§ **What needs to be done**:
Scan the entries below and report only how many lines contain "GOES".

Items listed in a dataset
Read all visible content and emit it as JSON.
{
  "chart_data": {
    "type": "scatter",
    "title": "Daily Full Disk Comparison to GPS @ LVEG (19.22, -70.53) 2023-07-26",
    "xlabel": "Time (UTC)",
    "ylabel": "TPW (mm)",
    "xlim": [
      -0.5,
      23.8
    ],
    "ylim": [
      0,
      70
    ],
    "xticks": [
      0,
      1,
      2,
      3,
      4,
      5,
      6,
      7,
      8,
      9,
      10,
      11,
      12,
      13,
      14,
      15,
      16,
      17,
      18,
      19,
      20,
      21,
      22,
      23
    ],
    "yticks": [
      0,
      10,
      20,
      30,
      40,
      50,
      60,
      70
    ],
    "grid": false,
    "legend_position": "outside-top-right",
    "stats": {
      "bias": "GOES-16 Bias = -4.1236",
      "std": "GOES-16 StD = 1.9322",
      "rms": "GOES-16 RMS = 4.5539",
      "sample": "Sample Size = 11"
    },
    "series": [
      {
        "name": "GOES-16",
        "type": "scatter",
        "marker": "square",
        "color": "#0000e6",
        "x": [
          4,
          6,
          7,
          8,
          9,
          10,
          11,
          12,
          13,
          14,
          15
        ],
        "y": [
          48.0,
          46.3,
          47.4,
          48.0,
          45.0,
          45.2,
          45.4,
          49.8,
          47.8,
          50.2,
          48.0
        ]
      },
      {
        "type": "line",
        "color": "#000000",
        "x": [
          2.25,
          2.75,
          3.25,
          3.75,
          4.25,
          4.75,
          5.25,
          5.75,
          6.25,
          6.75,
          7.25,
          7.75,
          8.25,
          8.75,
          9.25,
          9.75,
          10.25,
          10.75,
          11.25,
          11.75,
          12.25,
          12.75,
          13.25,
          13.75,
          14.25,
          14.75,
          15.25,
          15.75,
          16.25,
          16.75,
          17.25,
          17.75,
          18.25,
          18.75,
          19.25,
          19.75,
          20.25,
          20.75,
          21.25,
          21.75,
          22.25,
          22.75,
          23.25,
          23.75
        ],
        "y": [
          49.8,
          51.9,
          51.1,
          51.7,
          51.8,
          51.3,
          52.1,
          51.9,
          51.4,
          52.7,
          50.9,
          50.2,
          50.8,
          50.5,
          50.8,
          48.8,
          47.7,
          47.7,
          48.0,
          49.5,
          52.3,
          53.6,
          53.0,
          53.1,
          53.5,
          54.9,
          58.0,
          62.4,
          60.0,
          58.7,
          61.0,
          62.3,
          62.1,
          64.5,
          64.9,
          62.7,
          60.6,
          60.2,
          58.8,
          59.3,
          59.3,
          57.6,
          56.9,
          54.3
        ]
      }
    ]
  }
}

§ **Solution to this task**:
4